### [TASK TO COMPLETE]
Pick out each line of the records in which the word "than" appears.

─── EXTRACTED ENTRIES

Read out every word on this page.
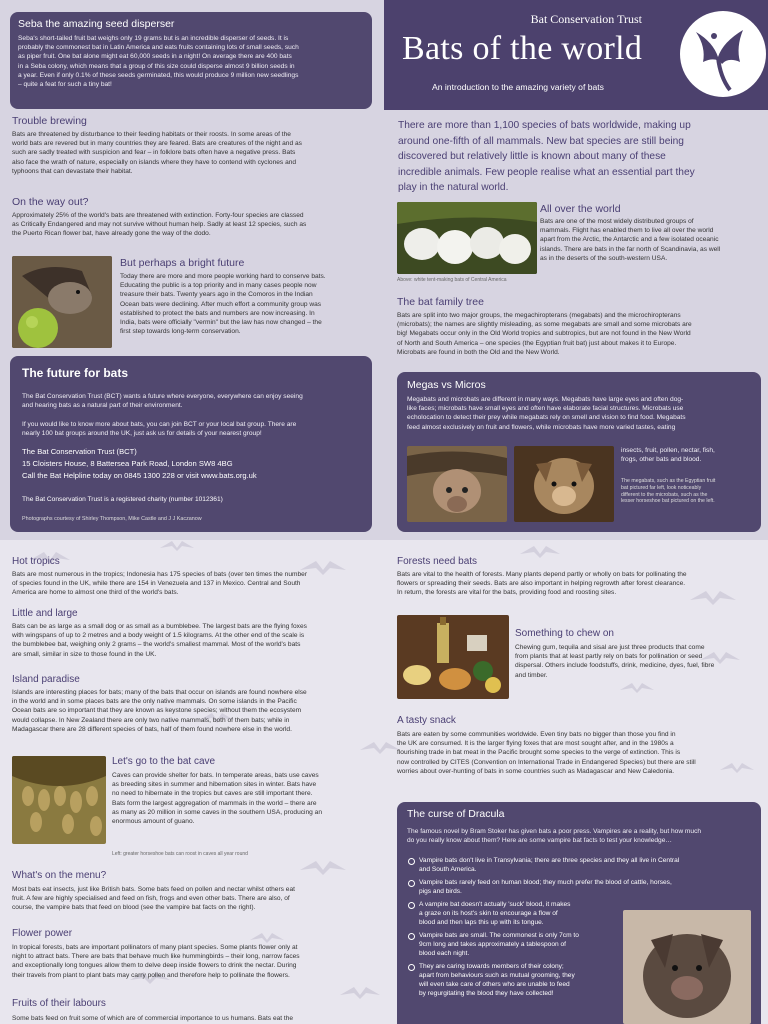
Seba the amazing seed disperser
Seba's short-tailed fruit bat weighs only 19 grams but is an incredible disperser of seeds. It is
probably the commonest bat in Latin America and eats fruits containing lots of small seeds, such
as piper fruit. One bat alone might eat 60,000 seeds in a night! On average there are 400 bats
in a Seba colony, which means that a group of this size could disperse almost 9 billion seeds in
a year. Even if only 0.1% of these seeds germinated, this would produce 9 million new seedlings
– quite a feat for such a tiny bat!
Trouble brewing
Bats are threatened by disturbance to their feeding habitats or their roosts. In some areas of the
world bats are revered but in many countries they are feared. Bats are creatures of the night and as
such are sadly treated with suspicion and fear – in folklore bats often have a negative press. Bats
also face the wrath of nature, especially on islands where they have to contend with cyclones and
typhoons that can devastate their habitat.
On the way out?
Approximately 25% of the world's bats are threatened with extinction. Forty-four species are classed
as Critically Endangered and may not survive without human help. Sadly at least 12 species, such as
the Puerto Rican flower bat, have already gone the way of the dodo.
But perhaps a bright future
Today there are more and more people working hard to conserve bats.
Educating the public is a top priority and in many cases people now
treasure their bats. Twenty years ago in the Comoros in the Indian
Ocean bats were declining. After much effort a community group was
established to protect the bats and numbers are now increasing. In
India, bats were officially "vermin" but the law has now changed – the
first step towards long-term conservation.
The future for bats
The Bat Conservation Trust (BCT) wants a future where everyone, everywhere can enjoy seeing
and hearing bats as a natural part of their environment.
If you would like to know more about bats, you can join BCT or your local bat group. There are
nearly 100 bat groups around the UK, just ask us for details of your nearest group!
The Bat Conservation Trust (BCT)
15 Cloisters House, 8 Battersea Park Road, London SW8 4BG
Call the Bat Helpline today on 0845 1300 228 or visit www.bats.org.uk
The Bat Conservation Trust is a registered charity (number 1012361)
Photographs courtesy of Shirley Thompson, Mike Castle and J J Kaczanow
Bat Conservation Trust
Bats of the world
An introduction to the amazing variety of bats
There are more than 1,100 species of bats worldwide, making up
around one-fifth of all mammals. New bat species are still being
discovered but relatively little is known about many of these
incredible animals. Few people realise what an essential part they
play in the natural world.
Above: white tent-making bats of Central America
All over the world
Bats are one of the most widely distributed groups of
mammals. Flight has enabled them to live all over the world
apart from the Arctic, the Antarctic and a few isolated oceanic
islands. There are bats in the far north of Scandinavia, as well
as in the deserts of the south-western USA.
The bat family tree
Bats are split into two major groups, the megachiropterans (megabats) and the microchiropterans
(microbats); the names are slightly misleading, as some megabats are small and some microbats are
big! Megabats occur only in the Old World tropics and subtropics, but are not found in the New World
of North and South America – one species (the Egyptian fruit bat) just about makes it to Europe.
Microbats are found in both the Old and the New World.
Megas vs Micros
Megabats and microbats are different in many ways. Megabats have large eyes and often dog-
like faces; microbats have small eyes and often have elaborate facial structures. Microbats use
echolocation to detect their prey while megabats rely on smell and vision to find food. Megabats
feed almost exclusively on fruit and flowers, while microbats have more varied tastes, eating
insects, fruit, pollen, nectar, fish,
frogs, other bats and blood.
The megabats, such as the Egyptian fruit
bat pictured far left, look noticeably
different to the microbats, such as the
lesser horseshoe bat pictured on the left.
Hot tropics
Bats are most numerous in the tropics; Indonesia has 175 species of bats (over ten times the number
of species found in the UK, while there are 154 in Venezuela and 137 in Mexico. Central and South
America are home to almost one third of the world's bats.
Little and large
Bats can be as large as a small dog or as small as a bumblebee. The largest bats are the flying foxes
with wingspans of up to 2 metres and a body weight of 1.5 kilograms. At the other end of the scale is
the bumblebee bat, weighing only 2 grams – the world's smallest mammal. Most of the world's bats
are small, similar in size to those found in the UK.
Island paradise
Islands are interesting places for bats; many of the bats that occur on islands are found nowhere else
in the world and in some places bats are the only native mammals. On some islands in the Pacific
Ocean bats are so important that they are known as keystone species; without them the ecosystem
would collapse. In New Zealand there are only two native mammals, both of them bats; while in
Madagascar there are 28 different species of bats, half of them found nowhere else in the world.
Let's go to the bat cave
Caves can provide shelter for bats. In temperate areas, bats use caves
as breeding sites in summer and hibernation sites in winter. Bats have
no need to hibernate in the tropics but caves are still important there.
Bats form the largest aggregation of mammals in the world – there are
as many as 20 million in some caves in the southern USA, producing an
enormous amount of guano.
Left: greater horseshoe bats can roost in caves all year round
What's on the menu?
Most bats eat insects, just like British bats. Some bats feed on pollen and nectar whilst others eat
fruit. A few are highly specialised and feed on fish, frogs and even other bats. There are also, of
course, the vampire bats that feed on blood (see the vampire bat facts on the right).
Flower power
In tropical forests, bats are important pollinators of many plant species. Some plants flower only at
night to attract bats. There are bats that behave much like hummingbirds – their long, narrow faces
and exceptionally long tongues allow them to delve deep inside flowers to drink the nectar. During
their travels from plant to plant bats may carry pollen and therefore help to pollinate the flowers.
Fruits of their labours
Some bats feed on fruit some of which are of commercial importance to us humans. Bats eat the
Forests need bats
Bats are vital to the health of forests. Many plants depend partly or wholly on bats for pollinating the
flowers or spreading their seeds. Bats are also important in helping regrowth after forest clearance.
In return, the forests are vital for the bats, providing food and roosting sites.
Something to chew on
Chewing gum, tequila and sisal are just three products that come
from plants that at least partly rely on bats for pollination or seed
dispersal. Others include foodstuffs, drink, medicine, dyes, fuel, fibre
and timber.
A tasty snack
Bats are eaten by some communities worldwide. Even tiny bats no bigger than those you find in
the UK are consumed. It is the larger flying foxes that are most sought after, and in the 1980s a
flourishing trade in bat meat in the Pacific brought some species to the verge of extinction. This is
now controlled by CITES (Convention on International Trade in Endangered Species) but there are still
worries about over-hunting of bats in some countries such as Madagascar and New Caledonia.
The curse of Dracula
The famous novel by Bram Stoker has given bats a poor press. Vampires are a reality, but how much
do you really know about them? Here are some vampire bat facts to test your knowledge…
Vampire bats don't live in Transylvania; there are three species and they all live in Central
and South America.
Vampire bats rarely feed on human blood; they much prefer the blood of cattle, horses,
pigs and birds.
A vampire bat doesn't actually 'suck' blood, it makes
a graze on its host's skin to encourage a flow of
blood and then laps this up with its tongue.
Vampire bats are small. The commonest is only 7cm to
9cm long and takes approximately a tablespoon of
blood each night.
They are caring towards members of their colony;
apart from behaviours such as mutual grooming, they
will even take care of others who are unable to feed
by regurgitating the blood they have collected!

──────

### [EXERCISE OUTPUT]
There are more than 1,100 species of bats worldwide, making up
Bats are eaten by some communities worldwide. Even tiny bats no bigger than those you find in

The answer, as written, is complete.